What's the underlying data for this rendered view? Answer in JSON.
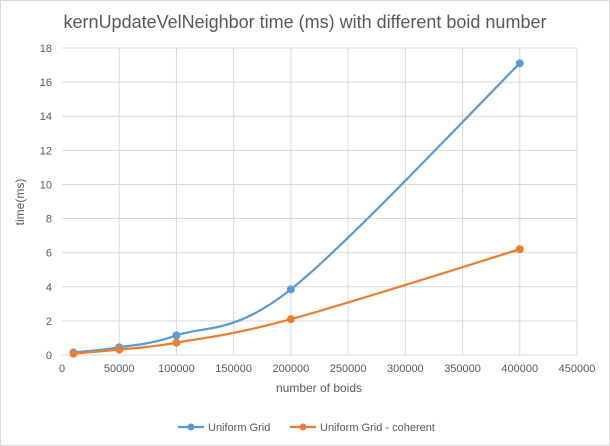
{
  "chart_data": {
    "type": "line",
    "title": "kernUpdateVelNeighbor time (ms) with different boid number",
    "xlabel": "number of boids",
    "ylabel": "time(ms)",
    "xlim": [
      0,
      450000
    ],
    "ylim": [
      0,
      18
    ],
    "x_ticks": [
      "0",
      "50000",
      "100000",
      "150000",
      "200000",
      "250000",
      "300000",
      "350000",
      "400000",
      "450000"
    ],
    "y_ticks": [
      "0",
      "2",
      "4",
      "6",
      "8",
      "10",
      "12",
      "14",
      "16",
      "18"
    ],
    "grid": true,
    "legend_position": "bottom",
    "series": [
      {
        "name": "Uniform Grid",
        "color": "#5b9bd5",
        "x": [
          10000,
          50000,
          100000,
          200000,
          400000
        ],
        "y": [
          0.15,
          0.45,
          1.15,
          3.85,
          17.1
        ]
      },
      {
        "name": "Uniform Grid - coherent",
        "color": "#ed7d31",
        "x": [
          10000,
          50000,
          100000,
          200000,
          400000
        ],
        "y": [
          0.08,
          0.32,
          0.72,
          2.1,
          6.2
        ]
      }
    ]
  }
}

- - - - - - -

#### Given task
Report all lines of the data above that include the string "number".

#### Answer to the task
    "title": "kernUpdateVelNeighbor time (ms) with different boid number",
    "xlabel": "number of boids",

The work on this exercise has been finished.